- _TASK REQUIREMENTS_:
Please output the lines shown below exactly as they appear.

── PROVIDED MATERIAL ──

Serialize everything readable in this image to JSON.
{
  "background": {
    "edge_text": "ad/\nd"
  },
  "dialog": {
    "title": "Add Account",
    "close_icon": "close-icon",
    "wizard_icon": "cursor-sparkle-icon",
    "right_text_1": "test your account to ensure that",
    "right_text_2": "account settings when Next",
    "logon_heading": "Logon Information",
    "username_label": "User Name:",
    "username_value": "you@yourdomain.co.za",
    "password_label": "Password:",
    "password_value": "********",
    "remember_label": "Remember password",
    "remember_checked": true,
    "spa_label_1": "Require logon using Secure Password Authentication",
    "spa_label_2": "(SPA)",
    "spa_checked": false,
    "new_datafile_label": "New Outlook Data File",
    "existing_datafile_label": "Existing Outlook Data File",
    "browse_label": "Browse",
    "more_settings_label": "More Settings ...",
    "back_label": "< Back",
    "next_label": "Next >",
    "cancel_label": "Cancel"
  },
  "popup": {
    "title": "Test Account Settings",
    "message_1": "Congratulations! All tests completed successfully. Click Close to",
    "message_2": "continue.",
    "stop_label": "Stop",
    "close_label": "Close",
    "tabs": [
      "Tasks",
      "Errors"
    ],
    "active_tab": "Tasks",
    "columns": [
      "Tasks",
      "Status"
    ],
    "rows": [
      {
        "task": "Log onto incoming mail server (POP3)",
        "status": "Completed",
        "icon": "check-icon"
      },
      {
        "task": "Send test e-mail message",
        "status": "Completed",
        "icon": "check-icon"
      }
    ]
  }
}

───

- _WRITTEN SOLUTION_:
Serialize everything readable in this image to JSON.
{
  "background": {
    "edge_text": "ad/\nd"
  },
  "dialog": {
    "title": "Add Account",
    "close_icon": "close-icon",
    "wizard_icon": "cursor-sparkle-icon",
    "right_text_1": "test your account to ensure that",
    "right_text_2": "account settings when Next",
    "logon_heading": "Logon Information",
    "username_label": "User Name:",
    "username_value": "you@yourdomain.co.za",
    "password_label": "Password:",
    "password_value": "********",
    "remember_label": "Remember password",
    "remember_checked": true,
    "spa_label_1": "Require logon using Secure Password Authentication",
    "spa_label_2": "(SPA)",
    "spa_checked": false,
    "new_datafile_label": "New Outlook Data File",
    "existing_datafile_label": "Existing Outlook Data File",
    "browse_label": "Browse",
    "more_settings_label": "More Settings ...",
    "back_label": "< Back",
    "next_label": "Next >",
    "cancel_label": "Cancel"
  },
  "popup": {
    "title": "Test Account Settings",
    "message_1": "Congratulations! All tests completed successfully. Click Close to",
    "message_2": "continue.",
    "stop_label": "Stop",
    "close_label": "Close",
    "tabs": [
      "Tasks",
      "Errors"
    ],
    "active_tab": "Tasks",
    "columns": [
      "Tasks",
      "Status"
    ],
    "rows": [
      {
        "task": "Log onto incoming mail server (POP3)",
        "status": "Completed",
        "icon": "check-icon"
      },
      {
        "task": "Send test e-mail message",
        "status": "Completed",
        "icon": "check-icon"
      }
    ]
  }
}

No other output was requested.